TASK DIRECTIONS = Reproduce the listing below without any change.
===== EXTRACTED INFORMATION =====
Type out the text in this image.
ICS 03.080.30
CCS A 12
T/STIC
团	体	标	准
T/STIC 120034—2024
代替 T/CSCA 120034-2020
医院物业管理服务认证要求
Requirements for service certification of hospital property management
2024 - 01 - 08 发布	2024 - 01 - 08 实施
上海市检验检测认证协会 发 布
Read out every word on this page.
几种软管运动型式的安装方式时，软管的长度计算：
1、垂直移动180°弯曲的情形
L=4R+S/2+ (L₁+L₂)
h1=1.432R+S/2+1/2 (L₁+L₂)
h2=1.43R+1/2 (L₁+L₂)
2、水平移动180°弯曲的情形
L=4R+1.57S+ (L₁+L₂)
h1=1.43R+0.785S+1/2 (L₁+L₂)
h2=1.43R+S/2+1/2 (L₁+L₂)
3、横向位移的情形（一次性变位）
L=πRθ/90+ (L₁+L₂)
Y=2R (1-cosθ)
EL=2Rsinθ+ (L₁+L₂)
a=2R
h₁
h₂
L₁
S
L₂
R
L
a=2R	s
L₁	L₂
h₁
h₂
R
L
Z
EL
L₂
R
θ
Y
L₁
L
=====
THE RESPONSE =
Type out the text in this image.
ICS 03.080.30
CCS A 12
T/STIC
团	体	标	准
T/STIC 120034—2024
代替 T/CSCA 120034-2020
医院物业管理服务认证要求
Requirements for service certification of hospital property management
2024 - 01 - 08 发布	2024 - 01 - 08 实施
上海市检验检测认证协会 发 布
Read out every word on this page.
几种软管运动型式的安装方式时，软管的长度计算：
1、垂直移动180°弯曲的情形
L=4R+S/2+ (L₁+L₂)
h1=1.432R+S/2+1/2 (L₁+L₂)
h2=1.43R+1/2 (L₁+L₂)
2、水平移动180°弯曲的情形
L=4R+1.57S+ (L₁+L₂)
h1=1.43R+0.785S+1/2 (L₁+L₂)
h2=1.43R+S/2+1/2 (L₁+L₂)
3、横向位移的情形（一次性变位）
L=πRθ/90+ (L₁+L₂)
Y=2R (1-cosθ)
EL=2Rsinθ+ (L₁+L₂)
a=2R
h₁
h₂
L₁
S
L₂
R
L
a=2R	s
L₁	L₂
h₁
h₂
R
L
Z
EL
L₂
R
θ
Y
L₁
L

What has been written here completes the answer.